### [Given task]
Retype every entry exactly, character for character.
#### Given data
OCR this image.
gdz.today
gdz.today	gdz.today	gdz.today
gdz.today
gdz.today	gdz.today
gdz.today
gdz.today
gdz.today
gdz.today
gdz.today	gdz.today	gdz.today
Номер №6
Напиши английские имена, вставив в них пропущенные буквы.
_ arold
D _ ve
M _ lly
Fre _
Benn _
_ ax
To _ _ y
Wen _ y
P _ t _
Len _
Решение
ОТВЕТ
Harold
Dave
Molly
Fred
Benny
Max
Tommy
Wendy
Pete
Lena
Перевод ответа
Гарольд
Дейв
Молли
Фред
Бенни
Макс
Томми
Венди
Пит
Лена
########
### [Expected answer]
OCR this image.
gdz.today
gdz.today	gdz.today	gdz.today
gdz.today
gdz.today	gdz.today
gdz.today
gdz.today
gdz.today
gdz.today
gdz.today	gdz.today	gdz.today
Номер №6
Напиши английские имена, вставив в них пропущенные буквы.
_ arold
D _ ve
M _ lly
Fre _
Benn _
_ ax
To _ _ y
Wen _ y
P _ t _
Len _
Решение
ОТВЕТ
Harold
Dave
Molly
Fred
Benny
Max
Tommy
Wendy
Pete
Lena
Перевод ответа
Гарольд
Дейв
Молли
Фред
Бенни
Макс
Томми
Венди
Пит
Лена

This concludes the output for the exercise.